(Items listed in a dataset)

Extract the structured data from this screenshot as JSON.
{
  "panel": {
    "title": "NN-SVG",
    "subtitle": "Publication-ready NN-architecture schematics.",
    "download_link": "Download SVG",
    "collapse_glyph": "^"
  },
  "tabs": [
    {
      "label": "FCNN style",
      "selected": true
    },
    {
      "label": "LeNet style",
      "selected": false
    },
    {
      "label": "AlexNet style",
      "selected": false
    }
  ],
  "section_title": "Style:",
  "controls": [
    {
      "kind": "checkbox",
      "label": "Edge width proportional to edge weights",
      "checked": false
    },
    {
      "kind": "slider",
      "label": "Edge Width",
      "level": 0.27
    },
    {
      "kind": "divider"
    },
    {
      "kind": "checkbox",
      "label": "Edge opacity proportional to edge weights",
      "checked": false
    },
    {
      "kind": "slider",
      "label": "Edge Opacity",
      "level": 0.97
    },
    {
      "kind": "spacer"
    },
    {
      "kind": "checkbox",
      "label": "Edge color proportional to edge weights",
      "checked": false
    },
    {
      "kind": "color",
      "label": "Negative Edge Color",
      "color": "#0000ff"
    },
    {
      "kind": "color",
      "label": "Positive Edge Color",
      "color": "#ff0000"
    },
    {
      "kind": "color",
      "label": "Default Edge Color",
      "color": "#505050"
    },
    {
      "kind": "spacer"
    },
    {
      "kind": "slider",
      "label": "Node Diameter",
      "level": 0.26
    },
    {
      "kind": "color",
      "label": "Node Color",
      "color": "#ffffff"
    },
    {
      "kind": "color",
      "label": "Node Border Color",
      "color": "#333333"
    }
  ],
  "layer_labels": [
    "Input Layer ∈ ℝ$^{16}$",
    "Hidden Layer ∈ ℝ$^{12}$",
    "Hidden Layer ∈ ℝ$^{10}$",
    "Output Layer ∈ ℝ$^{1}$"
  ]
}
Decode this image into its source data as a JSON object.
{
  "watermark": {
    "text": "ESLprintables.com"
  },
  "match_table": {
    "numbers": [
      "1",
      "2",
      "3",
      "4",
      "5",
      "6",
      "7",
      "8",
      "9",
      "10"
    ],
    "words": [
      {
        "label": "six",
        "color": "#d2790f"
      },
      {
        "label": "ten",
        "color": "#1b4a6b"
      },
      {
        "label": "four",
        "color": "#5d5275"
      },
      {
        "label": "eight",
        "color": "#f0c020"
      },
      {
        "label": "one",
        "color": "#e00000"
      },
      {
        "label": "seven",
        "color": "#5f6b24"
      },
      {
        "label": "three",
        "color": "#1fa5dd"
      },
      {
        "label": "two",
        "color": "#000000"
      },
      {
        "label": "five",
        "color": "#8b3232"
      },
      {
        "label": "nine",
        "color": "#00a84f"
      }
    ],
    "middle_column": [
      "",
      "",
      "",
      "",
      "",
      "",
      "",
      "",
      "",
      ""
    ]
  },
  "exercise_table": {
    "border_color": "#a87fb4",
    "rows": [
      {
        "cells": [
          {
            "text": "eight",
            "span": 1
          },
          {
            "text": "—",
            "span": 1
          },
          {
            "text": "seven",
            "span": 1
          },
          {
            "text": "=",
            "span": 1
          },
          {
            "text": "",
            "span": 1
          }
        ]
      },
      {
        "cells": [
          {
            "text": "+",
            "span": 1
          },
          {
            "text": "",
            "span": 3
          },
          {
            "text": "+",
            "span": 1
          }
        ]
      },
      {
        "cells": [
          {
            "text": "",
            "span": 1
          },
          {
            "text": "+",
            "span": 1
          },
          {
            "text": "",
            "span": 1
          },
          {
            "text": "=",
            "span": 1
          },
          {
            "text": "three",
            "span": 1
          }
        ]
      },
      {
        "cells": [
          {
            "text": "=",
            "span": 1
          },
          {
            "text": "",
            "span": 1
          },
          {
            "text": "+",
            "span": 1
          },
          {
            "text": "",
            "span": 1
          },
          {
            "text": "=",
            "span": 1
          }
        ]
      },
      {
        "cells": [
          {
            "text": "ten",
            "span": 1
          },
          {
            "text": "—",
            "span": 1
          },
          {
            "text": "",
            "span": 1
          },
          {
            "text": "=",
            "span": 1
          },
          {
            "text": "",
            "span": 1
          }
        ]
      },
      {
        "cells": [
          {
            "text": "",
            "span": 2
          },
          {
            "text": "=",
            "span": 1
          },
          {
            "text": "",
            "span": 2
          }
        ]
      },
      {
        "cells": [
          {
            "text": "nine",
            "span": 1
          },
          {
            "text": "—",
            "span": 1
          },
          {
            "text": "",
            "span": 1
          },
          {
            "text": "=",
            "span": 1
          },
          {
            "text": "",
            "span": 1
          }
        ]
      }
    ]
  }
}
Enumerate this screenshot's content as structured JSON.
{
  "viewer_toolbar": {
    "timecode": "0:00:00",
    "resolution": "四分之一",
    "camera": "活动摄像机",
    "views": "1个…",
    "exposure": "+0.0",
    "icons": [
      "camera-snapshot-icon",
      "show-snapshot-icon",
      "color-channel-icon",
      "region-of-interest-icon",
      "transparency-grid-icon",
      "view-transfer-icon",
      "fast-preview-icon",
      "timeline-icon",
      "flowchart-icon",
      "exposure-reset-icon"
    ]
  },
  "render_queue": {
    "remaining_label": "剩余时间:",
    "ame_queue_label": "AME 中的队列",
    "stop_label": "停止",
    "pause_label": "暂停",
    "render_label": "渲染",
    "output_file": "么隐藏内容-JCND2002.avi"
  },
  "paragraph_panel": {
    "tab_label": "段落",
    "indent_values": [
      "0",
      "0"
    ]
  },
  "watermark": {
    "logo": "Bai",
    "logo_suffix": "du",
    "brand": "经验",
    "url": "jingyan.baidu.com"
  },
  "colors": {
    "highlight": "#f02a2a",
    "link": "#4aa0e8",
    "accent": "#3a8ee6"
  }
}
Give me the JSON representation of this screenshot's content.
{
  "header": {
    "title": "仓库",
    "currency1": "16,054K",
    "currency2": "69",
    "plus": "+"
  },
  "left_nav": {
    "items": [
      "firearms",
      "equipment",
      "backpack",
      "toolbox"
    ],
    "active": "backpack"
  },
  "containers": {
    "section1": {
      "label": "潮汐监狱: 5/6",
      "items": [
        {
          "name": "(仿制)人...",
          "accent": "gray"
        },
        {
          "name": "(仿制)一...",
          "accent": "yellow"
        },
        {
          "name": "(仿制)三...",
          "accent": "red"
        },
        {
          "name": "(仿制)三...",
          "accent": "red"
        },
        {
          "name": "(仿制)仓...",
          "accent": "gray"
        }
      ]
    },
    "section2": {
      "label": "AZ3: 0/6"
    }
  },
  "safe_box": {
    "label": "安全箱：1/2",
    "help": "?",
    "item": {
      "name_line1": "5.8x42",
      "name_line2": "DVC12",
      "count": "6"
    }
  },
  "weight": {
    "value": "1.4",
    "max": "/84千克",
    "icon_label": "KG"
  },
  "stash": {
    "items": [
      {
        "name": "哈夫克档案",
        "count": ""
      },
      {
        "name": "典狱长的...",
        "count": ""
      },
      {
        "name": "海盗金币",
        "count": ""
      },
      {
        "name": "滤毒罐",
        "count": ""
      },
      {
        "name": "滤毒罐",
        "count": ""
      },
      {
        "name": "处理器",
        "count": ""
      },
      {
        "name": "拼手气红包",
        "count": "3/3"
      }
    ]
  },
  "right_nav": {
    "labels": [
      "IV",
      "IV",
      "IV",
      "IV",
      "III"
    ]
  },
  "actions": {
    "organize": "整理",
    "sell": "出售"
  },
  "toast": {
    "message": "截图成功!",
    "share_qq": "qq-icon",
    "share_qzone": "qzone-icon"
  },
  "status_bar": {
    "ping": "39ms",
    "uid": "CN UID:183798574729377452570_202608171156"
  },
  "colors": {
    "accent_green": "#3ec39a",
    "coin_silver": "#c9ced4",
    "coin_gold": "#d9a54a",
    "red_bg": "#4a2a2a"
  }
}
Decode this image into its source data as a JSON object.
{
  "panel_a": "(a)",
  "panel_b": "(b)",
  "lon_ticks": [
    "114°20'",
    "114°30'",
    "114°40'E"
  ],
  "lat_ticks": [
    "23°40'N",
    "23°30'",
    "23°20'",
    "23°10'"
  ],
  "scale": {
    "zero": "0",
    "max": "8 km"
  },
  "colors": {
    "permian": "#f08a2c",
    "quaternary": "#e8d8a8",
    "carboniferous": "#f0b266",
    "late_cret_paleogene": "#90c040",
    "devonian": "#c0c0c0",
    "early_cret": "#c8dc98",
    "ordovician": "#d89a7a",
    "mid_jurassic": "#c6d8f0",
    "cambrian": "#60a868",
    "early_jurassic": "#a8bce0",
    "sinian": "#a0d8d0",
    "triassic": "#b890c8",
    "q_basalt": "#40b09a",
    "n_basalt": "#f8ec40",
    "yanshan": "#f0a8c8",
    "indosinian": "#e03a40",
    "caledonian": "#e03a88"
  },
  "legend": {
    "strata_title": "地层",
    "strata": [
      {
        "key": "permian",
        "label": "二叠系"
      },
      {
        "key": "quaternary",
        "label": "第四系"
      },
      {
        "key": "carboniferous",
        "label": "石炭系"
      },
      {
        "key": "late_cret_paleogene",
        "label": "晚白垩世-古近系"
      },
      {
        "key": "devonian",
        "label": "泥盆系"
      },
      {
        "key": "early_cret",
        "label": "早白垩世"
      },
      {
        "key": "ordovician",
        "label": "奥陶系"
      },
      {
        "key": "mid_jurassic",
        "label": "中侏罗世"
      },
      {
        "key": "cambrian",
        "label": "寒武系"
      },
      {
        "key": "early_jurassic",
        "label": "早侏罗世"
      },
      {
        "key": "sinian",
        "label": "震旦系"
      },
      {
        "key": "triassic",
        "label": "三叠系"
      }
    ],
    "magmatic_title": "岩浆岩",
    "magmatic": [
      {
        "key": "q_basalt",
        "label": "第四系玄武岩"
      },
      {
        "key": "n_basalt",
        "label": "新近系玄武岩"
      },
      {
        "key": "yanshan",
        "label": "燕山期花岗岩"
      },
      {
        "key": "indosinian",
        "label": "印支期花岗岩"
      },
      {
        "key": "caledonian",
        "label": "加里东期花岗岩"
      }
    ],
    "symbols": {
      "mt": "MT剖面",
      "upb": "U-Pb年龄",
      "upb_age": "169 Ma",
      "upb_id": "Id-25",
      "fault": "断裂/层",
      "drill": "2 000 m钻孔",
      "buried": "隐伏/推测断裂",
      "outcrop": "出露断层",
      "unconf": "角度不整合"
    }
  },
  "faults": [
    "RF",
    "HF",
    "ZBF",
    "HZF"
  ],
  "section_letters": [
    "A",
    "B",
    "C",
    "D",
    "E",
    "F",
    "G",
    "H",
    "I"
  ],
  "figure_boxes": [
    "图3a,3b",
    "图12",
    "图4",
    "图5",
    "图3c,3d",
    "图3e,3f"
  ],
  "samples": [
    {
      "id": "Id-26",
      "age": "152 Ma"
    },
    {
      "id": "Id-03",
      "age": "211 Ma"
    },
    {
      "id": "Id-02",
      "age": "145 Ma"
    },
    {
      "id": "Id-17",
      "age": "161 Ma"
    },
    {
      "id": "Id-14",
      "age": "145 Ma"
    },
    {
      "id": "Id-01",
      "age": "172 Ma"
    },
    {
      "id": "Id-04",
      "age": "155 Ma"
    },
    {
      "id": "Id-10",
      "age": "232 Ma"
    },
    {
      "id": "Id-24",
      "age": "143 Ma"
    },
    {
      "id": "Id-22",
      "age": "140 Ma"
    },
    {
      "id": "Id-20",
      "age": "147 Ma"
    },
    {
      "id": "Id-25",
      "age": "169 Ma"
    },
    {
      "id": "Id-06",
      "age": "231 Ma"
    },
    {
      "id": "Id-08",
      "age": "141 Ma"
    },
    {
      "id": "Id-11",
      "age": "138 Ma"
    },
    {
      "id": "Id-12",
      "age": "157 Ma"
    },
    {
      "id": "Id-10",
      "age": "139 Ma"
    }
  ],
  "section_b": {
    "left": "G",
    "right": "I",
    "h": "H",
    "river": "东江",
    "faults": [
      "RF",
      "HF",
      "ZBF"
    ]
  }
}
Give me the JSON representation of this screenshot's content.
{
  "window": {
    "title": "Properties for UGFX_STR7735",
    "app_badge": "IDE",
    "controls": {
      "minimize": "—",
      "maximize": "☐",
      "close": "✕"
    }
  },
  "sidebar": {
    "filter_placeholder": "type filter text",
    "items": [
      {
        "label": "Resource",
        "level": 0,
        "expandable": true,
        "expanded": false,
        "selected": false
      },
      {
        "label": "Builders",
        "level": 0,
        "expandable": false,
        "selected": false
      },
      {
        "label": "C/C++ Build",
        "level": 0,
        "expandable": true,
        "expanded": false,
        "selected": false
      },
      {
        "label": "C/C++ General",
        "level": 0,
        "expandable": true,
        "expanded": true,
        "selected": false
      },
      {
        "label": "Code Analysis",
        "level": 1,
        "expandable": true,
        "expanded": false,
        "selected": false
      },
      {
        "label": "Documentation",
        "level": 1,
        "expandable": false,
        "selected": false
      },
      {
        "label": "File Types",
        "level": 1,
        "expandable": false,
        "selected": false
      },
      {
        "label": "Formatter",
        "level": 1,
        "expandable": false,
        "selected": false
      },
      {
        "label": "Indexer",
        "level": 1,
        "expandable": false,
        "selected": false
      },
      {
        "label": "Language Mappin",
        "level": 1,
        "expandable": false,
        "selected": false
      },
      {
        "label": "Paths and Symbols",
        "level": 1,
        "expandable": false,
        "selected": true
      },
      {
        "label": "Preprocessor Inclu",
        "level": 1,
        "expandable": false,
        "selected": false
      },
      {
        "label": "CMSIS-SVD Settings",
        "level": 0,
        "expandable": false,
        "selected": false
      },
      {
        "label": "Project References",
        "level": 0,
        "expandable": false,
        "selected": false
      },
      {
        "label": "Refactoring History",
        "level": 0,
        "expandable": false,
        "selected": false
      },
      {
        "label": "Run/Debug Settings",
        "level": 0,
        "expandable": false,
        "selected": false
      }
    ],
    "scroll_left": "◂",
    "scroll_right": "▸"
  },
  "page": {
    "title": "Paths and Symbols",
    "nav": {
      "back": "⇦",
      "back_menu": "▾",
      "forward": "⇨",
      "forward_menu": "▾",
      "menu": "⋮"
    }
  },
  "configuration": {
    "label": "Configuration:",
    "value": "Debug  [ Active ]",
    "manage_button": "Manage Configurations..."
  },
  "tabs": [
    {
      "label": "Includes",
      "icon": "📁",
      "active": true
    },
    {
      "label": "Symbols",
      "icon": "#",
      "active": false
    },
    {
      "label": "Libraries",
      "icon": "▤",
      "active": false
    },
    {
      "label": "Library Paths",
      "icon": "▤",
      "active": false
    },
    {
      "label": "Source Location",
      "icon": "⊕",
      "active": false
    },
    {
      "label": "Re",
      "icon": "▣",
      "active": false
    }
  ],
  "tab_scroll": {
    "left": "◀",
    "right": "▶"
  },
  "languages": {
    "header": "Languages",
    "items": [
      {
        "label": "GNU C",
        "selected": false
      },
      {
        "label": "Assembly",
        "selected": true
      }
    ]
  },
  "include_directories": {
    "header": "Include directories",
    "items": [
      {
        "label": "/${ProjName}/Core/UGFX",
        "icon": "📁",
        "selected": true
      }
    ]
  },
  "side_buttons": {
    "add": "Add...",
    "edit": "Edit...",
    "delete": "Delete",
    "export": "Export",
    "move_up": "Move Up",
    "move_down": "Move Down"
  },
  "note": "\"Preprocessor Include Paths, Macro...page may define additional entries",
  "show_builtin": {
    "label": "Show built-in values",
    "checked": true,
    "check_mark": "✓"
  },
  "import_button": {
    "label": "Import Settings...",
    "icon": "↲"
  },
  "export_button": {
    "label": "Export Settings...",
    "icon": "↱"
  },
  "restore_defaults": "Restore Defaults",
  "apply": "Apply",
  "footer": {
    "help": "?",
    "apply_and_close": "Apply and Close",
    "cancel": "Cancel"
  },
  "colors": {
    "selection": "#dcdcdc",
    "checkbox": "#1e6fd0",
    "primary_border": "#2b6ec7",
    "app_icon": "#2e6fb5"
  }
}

Task objective: Identify the lines in the entries above that contain "proportional", then copy them out.

Result of this exercise:
      "label": "Edge width proportional to edge weights",
      "label": "Edge opacity proportional to edge weights",
      "label": "Edge color proportional to edge weights",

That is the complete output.